Task prompt: Only the lines from the one containing "Serialize everything readable" to the end of the records should be written out, exactly and with both ends included; pictures are excluded.

Input material:

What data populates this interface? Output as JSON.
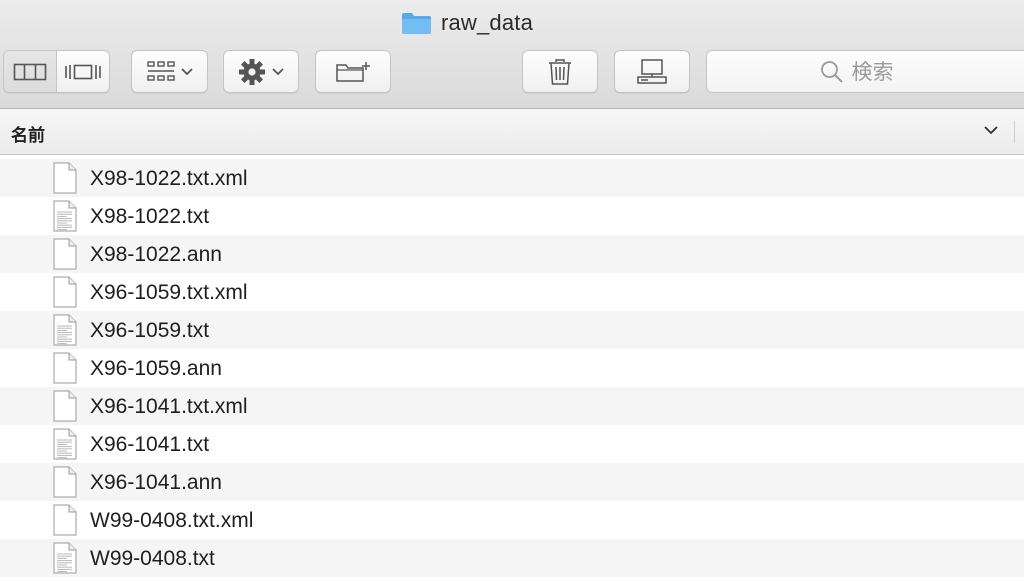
{
  "window": {
    "title": "raw_data"
  },
  "toolbar": {
    "view_columns_icon": "columns-view-icon",
    "view_coverflow_icon": "coverflow-view-icon",
    "arrange_icon": "grid-arrange-icon",
    "action_icon": "gear-icon",
    "new_folder_icon": "new-folder-icon",
    "trash_icon": "trash-icon",
    "connect_icon": "connect-server-icon"
  },
  "search": {
    "placeholder": "検索"
  },
  "column": {
    "name_header": "名前"
  },
  "files": [
    {
      "name": "X98-1022.txt.xml",
      "icon": "blank-document-icon"
    },
    {
      "name": "X98-1022.txt",
      "icon": "text-document-icon"
    },
    {
      "name": "X98-1022.ann",
      "icon": "blank-document-icon"
    },
    {
      "name": "X96-1059.txt.xml",
      "icon": "blank-document-icon"
    },
    {
      "name": "X96-1059.txt",
      "icon": "text-document-icon"
    },
    {
      "name": "X96-1059.ann",
      "icon": "blank-document-icon"
    },
    {
      "name": "X96-1041.txt.xml",
      "icon": "blank-document-icon"
    },
    {
      "name": "X96-1041.txt",
      "icon": "text-document-icon"
    },
    {
      "name": "X96-1041.ann",
      "icon": "blank-document-icon"
    },
    {
      "name": "W99-0408.txt.xml",
      "icon": "blank-document-icon"
    },
    {
      "name": "W99-0408.txt",
      "icon": "text-document-icon"
    }
  ],
  "colors": {
    "folder_blue": "#6cb6ef",
    "toolbar_bg": "#e3e3e3",
    "row_stripe": "#f5f5f5"
  }
}
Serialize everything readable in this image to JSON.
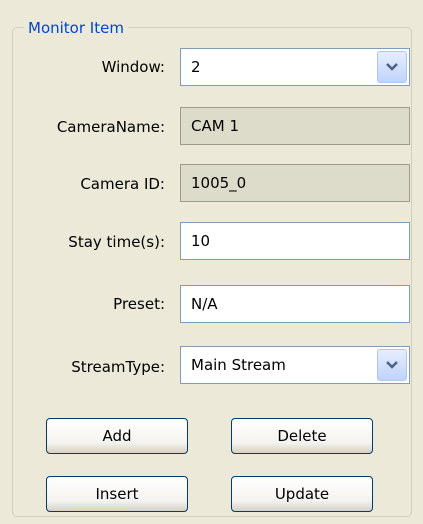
{
  "group": {
    "title": "Monitor Item"
  },
  "window": {
    "label": "Window:",
    "value": "2"
  },
  "camera_name": {
    "label": "CameraName:",
    "value": "CAM 1"
  },
  "camera_id": {
    "label": "Camera ID:",
    "value": "1005_0"
  },
  "stay_time": {
    "label": "Stay time(s):",
    "value": "10"
  },
  "preset": {
    "label": "Preset:",
    "value": "N/A"
  },
  "stream_type": {
    "label": "StreamType:",
    "value": "Main Stream"
  },
  "buttons": {
    "add": "Add",
    "delete": "Delete",
    "insert": "Insert",
    "update": "Update"
  },
  "icons": {
    "dropdown": "chevron-down-icon"
  },
  "colors": {
    "legend": "#0046d5",
    "background": "#ece9d8",
    "readonly_field": "#dddbc9"
  }
}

Task response:
Serialize everything readable in this image to JSON.
{
  "group": {
    "title": "Monitor Item"
  },
  "window": {
    "label": "Window:",
    "value": "2"
  },
  "camera_name": {
    "label": "CameraName:",
    "value": "CAM 1"
  },
  "camera_id": {
    "label": "Camera ID:",
    "value": "1005_0"
  },
  "stay_time": {
    "label": "Stay time(s):",
    "value": "10"
  },
  "preset": {
    "label": "Preset:",
    "value": "N/A"
  },
  "stream_type": {
    "label": "StreamType:",
    "value": "Main Stream"
  },
  "buttons": {
    "add": "Add",
    "delete": "Delete",
    "insert": "Insert",
    "update": "Update"
  },
  "icons": {
    "dropdown": "chevron-down-icon"
  },
  "colors": {
    "legend": "#0046d5",
    "background": "#ece9d8",
    "readonly_field": "#dddbc9"
  }
}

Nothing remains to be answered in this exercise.